Provided records:
#####

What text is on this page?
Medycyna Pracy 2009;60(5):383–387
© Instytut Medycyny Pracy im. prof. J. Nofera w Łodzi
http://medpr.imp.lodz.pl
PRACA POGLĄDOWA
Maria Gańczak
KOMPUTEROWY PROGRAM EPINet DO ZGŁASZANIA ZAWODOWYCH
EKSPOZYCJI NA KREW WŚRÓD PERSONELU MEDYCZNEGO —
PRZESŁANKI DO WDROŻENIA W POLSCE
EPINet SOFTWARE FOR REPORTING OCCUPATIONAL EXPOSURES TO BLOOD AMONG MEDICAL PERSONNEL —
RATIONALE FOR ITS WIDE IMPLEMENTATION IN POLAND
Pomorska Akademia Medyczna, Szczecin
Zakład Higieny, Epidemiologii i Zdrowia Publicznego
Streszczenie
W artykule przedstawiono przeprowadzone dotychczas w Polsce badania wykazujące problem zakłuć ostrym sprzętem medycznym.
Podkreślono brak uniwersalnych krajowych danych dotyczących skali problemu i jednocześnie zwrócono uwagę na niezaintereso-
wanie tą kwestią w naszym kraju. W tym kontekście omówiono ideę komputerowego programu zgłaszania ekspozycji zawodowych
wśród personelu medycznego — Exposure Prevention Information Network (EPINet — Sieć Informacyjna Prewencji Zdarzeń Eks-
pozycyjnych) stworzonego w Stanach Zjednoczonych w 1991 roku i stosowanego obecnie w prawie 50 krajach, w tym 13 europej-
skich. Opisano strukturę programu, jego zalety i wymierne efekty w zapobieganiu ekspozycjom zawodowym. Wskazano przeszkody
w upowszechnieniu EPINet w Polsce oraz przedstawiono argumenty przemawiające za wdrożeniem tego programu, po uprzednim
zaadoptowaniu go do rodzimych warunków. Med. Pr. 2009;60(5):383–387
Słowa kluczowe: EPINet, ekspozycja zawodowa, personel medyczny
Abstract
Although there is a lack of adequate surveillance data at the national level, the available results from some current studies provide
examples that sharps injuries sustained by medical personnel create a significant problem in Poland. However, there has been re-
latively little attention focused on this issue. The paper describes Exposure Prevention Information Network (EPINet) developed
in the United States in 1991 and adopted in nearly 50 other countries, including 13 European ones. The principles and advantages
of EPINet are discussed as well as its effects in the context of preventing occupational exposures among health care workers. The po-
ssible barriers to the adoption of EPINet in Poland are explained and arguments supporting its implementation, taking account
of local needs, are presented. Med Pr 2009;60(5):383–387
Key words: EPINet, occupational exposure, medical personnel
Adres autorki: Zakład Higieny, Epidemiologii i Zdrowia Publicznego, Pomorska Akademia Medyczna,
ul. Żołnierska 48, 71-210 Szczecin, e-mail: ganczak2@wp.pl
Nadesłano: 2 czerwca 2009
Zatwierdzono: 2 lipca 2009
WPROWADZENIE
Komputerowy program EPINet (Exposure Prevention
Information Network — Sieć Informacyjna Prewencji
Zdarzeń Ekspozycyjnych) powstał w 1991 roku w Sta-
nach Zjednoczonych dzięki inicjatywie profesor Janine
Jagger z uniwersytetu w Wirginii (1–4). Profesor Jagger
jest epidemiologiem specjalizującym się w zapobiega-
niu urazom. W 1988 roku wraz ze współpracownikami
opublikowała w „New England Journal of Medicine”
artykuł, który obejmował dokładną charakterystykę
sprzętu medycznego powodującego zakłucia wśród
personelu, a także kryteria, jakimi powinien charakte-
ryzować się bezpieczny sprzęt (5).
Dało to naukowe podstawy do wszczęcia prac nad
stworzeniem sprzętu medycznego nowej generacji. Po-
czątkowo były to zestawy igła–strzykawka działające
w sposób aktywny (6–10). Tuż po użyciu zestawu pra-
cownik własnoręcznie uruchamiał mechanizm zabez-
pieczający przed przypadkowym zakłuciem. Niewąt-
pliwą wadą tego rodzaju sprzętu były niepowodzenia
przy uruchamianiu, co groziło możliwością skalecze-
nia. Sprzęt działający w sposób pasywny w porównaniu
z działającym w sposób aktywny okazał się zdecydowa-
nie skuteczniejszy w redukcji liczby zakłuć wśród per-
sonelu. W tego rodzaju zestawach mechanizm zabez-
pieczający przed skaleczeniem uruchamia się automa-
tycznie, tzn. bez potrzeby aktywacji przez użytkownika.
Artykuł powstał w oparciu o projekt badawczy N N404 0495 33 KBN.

#####

Given request:
Note every line above where the string "Informacyjna" shows up, and copy those lines.

Result:
wśród personelu medycznego — Exposure Prevention Information Network (EPINet — Sieć Informacyjna Prewencji Zdarzeń Eks-
Information Network — Sieć Informacyjna Prewencji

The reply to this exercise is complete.